*Your objective:* Send back the records in full, character for character.

Extracted records
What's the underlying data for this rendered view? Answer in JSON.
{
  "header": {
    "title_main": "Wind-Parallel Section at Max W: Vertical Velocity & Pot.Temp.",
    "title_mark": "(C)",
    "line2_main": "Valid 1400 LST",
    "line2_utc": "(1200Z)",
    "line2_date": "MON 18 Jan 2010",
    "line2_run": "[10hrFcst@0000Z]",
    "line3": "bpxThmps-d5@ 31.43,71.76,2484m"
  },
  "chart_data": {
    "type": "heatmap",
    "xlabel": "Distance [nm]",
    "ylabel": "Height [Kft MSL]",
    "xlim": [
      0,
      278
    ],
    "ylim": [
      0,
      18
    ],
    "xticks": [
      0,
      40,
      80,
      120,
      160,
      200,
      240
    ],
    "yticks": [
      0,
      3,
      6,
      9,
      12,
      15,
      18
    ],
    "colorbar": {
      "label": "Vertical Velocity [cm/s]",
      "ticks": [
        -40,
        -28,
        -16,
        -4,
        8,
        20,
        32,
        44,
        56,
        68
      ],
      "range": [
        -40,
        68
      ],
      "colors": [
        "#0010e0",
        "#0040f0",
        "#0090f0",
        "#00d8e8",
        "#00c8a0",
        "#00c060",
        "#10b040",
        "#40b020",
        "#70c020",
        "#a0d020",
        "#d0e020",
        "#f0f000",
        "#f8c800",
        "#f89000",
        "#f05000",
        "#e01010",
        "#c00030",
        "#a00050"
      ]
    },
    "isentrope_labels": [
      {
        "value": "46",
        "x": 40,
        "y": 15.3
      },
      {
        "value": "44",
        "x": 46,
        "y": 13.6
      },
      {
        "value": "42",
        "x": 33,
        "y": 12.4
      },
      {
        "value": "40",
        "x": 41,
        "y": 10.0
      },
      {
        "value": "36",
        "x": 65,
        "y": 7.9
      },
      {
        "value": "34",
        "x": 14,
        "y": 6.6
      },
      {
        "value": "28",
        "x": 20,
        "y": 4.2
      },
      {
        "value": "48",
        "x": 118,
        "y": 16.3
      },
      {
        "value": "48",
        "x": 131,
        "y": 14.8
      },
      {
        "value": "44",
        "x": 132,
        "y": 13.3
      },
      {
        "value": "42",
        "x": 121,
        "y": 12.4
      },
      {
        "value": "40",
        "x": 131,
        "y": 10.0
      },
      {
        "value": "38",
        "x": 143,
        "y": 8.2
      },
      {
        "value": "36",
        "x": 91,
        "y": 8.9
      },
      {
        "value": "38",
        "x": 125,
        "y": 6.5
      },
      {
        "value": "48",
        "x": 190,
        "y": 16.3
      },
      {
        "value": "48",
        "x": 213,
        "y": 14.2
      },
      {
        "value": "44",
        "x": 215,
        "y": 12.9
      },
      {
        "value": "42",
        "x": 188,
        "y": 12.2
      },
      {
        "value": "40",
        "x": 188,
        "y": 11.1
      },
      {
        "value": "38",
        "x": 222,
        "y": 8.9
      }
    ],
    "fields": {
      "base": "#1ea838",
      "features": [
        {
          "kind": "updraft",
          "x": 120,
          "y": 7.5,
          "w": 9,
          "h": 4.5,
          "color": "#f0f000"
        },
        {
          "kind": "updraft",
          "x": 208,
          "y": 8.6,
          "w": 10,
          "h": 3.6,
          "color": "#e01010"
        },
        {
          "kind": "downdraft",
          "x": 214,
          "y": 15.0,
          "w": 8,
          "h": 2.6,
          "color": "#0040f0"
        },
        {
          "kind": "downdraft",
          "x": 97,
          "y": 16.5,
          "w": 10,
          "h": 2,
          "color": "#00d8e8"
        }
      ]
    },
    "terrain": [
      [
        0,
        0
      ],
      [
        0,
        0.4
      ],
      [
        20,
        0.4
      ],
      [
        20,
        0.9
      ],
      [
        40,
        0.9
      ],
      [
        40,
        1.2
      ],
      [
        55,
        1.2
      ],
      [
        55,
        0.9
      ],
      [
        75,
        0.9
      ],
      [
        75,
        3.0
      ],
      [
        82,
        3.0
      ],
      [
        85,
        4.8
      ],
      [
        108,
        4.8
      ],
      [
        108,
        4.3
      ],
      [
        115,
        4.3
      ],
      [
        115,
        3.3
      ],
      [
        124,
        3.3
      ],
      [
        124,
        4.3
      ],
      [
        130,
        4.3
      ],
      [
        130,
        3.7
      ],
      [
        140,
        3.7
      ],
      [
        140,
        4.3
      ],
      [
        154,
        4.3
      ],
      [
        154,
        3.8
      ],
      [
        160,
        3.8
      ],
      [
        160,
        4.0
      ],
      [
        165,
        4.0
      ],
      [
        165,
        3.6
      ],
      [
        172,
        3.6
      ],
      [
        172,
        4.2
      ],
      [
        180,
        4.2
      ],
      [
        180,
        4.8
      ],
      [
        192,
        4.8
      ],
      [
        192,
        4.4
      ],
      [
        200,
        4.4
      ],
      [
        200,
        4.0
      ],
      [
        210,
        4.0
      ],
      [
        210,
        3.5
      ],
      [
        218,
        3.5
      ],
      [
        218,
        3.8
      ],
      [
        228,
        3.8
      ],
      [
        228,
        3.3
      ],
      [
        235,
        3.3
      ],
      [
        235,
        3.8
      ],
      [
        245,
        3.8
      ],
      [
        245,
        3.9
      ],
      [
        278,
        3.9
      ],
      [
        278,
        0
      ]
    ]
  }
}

*Problem solution:*
What's the underlying data for this rendered view? Answer in JSON.
{
  "header": {
    "title_main": "Wind-Parallel Section at Max W: Vertical Velocity & Pot.Temp.",
    "title_mark": "(C)",
    "line2_main": "Valid 1400 LST",
    "line2_utc": "(1200Z)",
    "line2_date": "MON 18 Jan 2010",
    "line2_run": "[10hrFcst@0000Z]",
    "line3": "bpxThmps-d5@ 31.43,71.76,2484m"
  },
  "chart_data": {
    "type": "heatmap",
    "xlabel": "Distance [nm]",
    "ylabel": "Height [Kft MSL]",
    "xlim": [
      0,
      278
    ],
    "ylim": [
      0,
      18
    ],
    "xticks": [
      0,
      40,
      80,
      120,
      160,
      200,
      240
    ],
    "yticks": [
      0,
      3,
      6,
      9,
      12,
      15,
      18
    ],
    "colorbar": {
      "label": "Vertical Velocity [cm/s]",
      "ticks": [
        -40,
        -28,
        -16,
        -4,
        8,
        20,
        32,
        44,
        56,
        68
      ],
      "range": [
        -40,
        68
      ],
      "colors": [
        "#0010e0",
        "#0040f0",
        "#0090f0",
        "#00d8e8",
        "#00c8a0",
        "#00c060",
        "#10b040",
        "#40b020",
        "#70c020",
        "#a0d020",
        "#d0e020",
        "#f0f000",
        "#f8c800",
        "#f89000",
        "#f05000",
        "#e01010",
        "#c00030",
        "#a00050"
      ]
    },
    "isentrope_labels": [
      {
        "value": "46",
        "x": 40,
        "y": 15.3
      },
      {
        "value": "44",
        "x": 46,
        "y": 13.6
      },
      {
        "value": "42",
        "x": 33,
        "y": 12.4
      },
      {
        "value": "40",
        "x": 41,
        "y": 10.0
      },
      {
        "value": "36",
        "x": 65,
        "y": 7.9
      },
      {
        "value": "34",
        "x": 14,
        "y": 6.6
      },
      {
        "value": "28",
        "x": 20,
        "y": 4.2
      },
      {
        "value": "48",
        "x": 118,
        "y": 16.3
      },
      {
        "value": "48",
        "x": 131,
        "y": 14.8
      },
      {
        "value": "44",
        "x": 132,
        "y": 13.3
      },
      {
        "value": "42",
        "x": 121,
        "y": 12.4
      },
      {
        "value": "40",
        "x": 131,
        "y": 10.0
      },
      {
        "value": "38",
        "x": 143,
        "y": 8.2
      },
      {
        "value": "36",
        "x": 91,
        "y": 8.9
      },
      {
        "value": "38",
        "x": 125,
        "y": 6.5
      },
      {
        "value": "48",
        "x": 190,
        "y": 16.3
      },
      {
        "value": "48",
        "x": 213,
        "y": 14.2
      },
      {
        "value": "44",
        "x": 215,
        "y": 12.9
      },
      {
        "value": "42",
        "x": 188,
        "y": 12.2
      },
      {
        "value": "40",
        "x": 188,
        "y": 11.1
      },
      {
        "value": "38",
        "x": 222,
        "y": 8.9
      }
    ],
    "fields": {
      "base": "#1ea838",
      "features": [
        {
          "kind": "updraft",
          "x": 120,
          "y": 7.5,
          "w": 9,
          "h": 4.5,
          "color": "#f0f000"
        },
        {
          "kind": "updraft",
          "x": 208,
          "y": 8.6,
          "w": 10,
          "h": 3.6,
          "color": "#e01010"
        },
        {
          "kind": "downdraft",
          "x": 214,
          "y": 15.0,
          "w": 8,
          "h": 2.6,
          "color": "#0040f0"
        },
        {
          "kind": "downdraft",
          "x": 97,
          "y": 16.5,
          "w": 10,
          "h": 2,
          "color": "#00d8e8"
        }
      ]
    },
    "terrain": [
      [
        0,
        0
      ],
      [
        0,
        0.4
      ],
      [
        20,
        0.4
      ],
      [
        20,
        0.9
      ],
      [
        40,
        0.9
      ],
      [
        40,
        1.2
      ],
      [
        55,
        1.2
      ],
      [
        55,
        0.9
      ],
      [
        75,
        0.9
      ],
      [
        75,
        3.0
      ],
      [
        82,
        3.0
      ],
      [
        85,
        4.8
      ],
      [
        108,
        4.8
      ],
      [
        108,
        4.3
      ],
      [
        115,
        4.3
      ],
      [
        115,
        3.3
      ],
      [
        124,
        3.3
      ],
      [
        124,
        4.3
      ],
      [
        130,
        4.3
      ],
      [
        130,
        3.7
      ],
      [
        140,
        3.7
      ],
      [
        140,
        4.3
      ],
      [
        154,
        4.3
      ],
      [
        154,
        3.8
      ],
      [
        160,
        3.8
      ],
      [
        160,
        4.0
      ],
      [
        165,
        4.0
      ],
      [
        165,
        3.6
      ],
      [
        172,
        3.6
      ],
      [
        172,
        4.2
      ],
      [
        180,
        4.2
      ],
      [
        180,
        4.8
      ],
      [
        192,
        4.8
      ],
      [
        192,
        4.4
      ],
      [
        200,
        4.4
      ],
      [
        200,
        4.0
      ],
      [
        210,
        4.0
      ],
      [
        210,
        3.5
      ],
      [
        218,
        3.5
      ],
      [
        218,
        3.8
      ],
      [
        228,
        3.8
      ],
      [
        228,
        3.3
      ],
      [
        235,
        3.3
      ],
      [
        235,
        3.8
      ],
      [
        245,
        3.8
      ],
      [
        245,
        3.9
      ],
      [
        278,
        3.9
      ],
      [
        278,
        0
      ]
    ]
  }
}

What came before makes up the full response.